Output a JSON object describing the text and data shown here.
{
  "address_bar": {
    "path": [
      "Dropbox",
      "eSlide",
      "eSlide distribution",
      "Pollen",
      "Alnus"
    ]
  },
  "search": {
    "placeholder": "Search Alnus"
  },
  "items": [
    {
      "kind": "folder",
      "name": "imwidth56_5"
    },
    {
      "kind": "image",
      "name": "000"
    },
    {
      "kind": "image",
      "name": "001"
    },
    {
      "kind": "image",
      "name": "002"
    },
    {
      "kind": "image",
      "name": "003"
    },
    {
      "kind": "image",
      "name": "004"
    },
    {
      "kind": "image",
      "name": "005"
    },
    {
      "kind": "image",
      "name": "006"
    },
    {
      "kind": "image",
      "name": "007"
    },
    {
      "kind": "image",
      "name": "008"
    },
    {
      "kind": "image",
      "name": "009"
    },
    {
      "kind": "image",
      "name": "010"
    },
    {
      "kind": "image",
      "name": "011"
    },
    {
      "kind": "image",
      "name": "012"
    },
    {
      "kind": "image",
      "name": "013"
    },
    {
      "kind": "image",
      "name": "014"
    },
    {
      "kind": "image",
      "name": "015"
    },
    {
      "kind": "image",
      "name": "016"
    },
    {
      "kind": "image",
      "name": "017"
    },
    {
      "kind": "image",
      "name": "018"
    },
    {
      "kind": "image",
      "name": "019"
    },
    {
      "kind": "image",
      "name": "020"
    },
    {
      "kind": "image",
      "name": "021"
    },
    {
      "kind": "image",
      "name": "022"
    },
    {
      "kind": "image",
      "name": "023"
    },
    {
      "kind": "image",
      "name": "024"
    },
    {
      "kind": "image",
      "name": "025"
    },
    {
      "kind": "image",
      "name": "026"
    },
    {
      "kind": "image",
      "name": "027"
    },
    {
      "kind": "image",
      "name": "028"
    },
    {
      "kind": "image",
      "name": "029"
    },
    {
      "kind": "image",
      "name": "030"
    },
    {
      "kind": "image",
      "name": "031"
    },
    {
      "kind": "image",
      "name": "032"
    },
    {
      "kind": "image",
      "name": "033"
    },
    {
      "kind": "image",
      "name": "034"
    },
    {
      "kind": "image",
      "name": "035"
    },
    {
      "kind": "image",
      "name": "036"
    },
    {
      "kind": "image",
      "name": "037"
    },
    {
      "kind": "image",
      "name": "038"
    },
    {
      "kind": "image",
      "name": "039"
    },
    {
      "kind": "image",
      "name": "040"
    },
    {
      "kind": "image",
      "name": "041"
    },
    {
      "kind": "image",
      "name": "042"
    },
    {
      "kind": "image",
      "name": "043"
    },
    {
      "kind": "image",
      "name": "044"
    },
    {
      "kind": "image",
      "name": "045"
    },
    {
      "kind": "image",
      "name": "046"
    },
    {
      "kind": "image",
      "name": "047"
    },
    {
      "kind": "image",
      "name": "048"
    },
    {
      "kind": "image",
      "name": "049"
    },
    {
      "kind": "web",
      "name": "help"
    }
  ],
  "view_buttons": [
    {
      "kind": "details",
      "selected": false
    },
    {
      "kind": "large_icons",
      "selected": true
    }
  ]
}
★ ★ ★
* **Given task**: Return the listing above in full, character for character.

* **Task output**:
Output a JSON object describing the text and data shown here.
{
  "address_bar": {
    "path": [
      "Dropbox",
      "eSlide",
      "eSlide distribution",
      "Pollen",
      "Alnus"
    ]
  },
  "search": {
    "placeholder": "Search Alnus"
  },
  "items": [
    {
      "kind": "folder",
      "name": "imwidth56_5"
    },
    {
      "kind": "image",
      "name": "000"
    },
    {
      "kind": "image",
      "name": "001"
    },
    {
      "kind": "image",
      "name": "002"
    },
    {
      "kind": "image",
      "name": "003"
    },
    {
      "kind": "image",
      "name": "004"
    },
    {
      "kind": "image",
      "name": "005"
    },
    {
      "kind": "image",
      "name": "006"
    },
    {
      "kind": "image",
      "name": "007"
    },
    {
      "kind": "image",
      "name": "008"
    },
    {
      "kind": "image",
      "name": "009"
    },
    {
      "kind": "image",
      "name": "010"
    },
    {
      "kind": "image",
      "name": "011"
    },
    {
      "kind": "image",
      "name": "012"
    },
    {
      "kind": "image",
      "name": "013"
    },
    {
      "kind": "image",
      "name": "014"
    },
    {
      "kind": "image",
      "name": "015"
    },
    {
      "kind": "image",
      "name": "016"
    },
    {
      "kind": "image",
      "name": "017"
    },
    {
      "kind": "image",
      "name": "018"
    },
    {
      "kind": "image",
      "name": "019"
    },
    {
      "kind": "image",
      "name": "020"
    },
    {
      "kind": "image",
      "name": "021"
    },
    {
      "kind": "image",
      "name": "022"
    },
    {
      "kind": "image",
      "name": "023"
    },
    {
      "kind": "image",
      "name": "024"
    },
    {
      "kind": "image",
      "name": "025"
    },
    {
      "kind": "image",
      "name": "026"
    },
    {
      "kind": "image",
      "name": "027"
    },
    {
      "kind": "image",
      "name": "028"
    },
    {
      "kind": "image",
      "name": "029"
    },
    {
      "kind": "image",
      "name": "030"
    },
    {
      "kind": "image",
      "name": "031"
    },
    {
      "kind": "image",
      "name": "032"
    },
    {
      "kind": "image",
      "name": "033"
    },
    {
      "kind": "image",
      "name": "034"
    },
    {
      "kind": "image",
      "name": "035"
    },
    {
      "kind": "image",
      "name": "036"
    },
    {
      "kind": "image",
      "name": "037"
    },
    {
      "kind": "image",
      "name": "038"
    },
    {
      "kind": "image",
      "name": "039"
    },
    {
      "kind": "image",
      "name": "040"
    },
    {
      "kind": "image",
      "name": "041"
    },
    {
      "kind": "image",
      "name": "042"
    },
    {
      "kind": "image",
      "name": "043"
    },
    {
      "kind": "image",
      "name": "044"
    },
    {
      "kind": "image",
      "name": "045"
    },
    {
      "kind": "image",
      "name": "046"
    },
    {
      "kind": "image",
      "name": "047"
    },
    {
      "kind": "image",
      "name": "048"
    },
    {
      "kind": "image",
      "name": "049"
    },
    {
      "kind": "web",
      "name": "help"
    }
  ],
  "view_buttons": [
    {
      "kind": "details",
      "selected": false
    },
    {
      "kind": "large_icons",
      "selected": true
    }
  ]
}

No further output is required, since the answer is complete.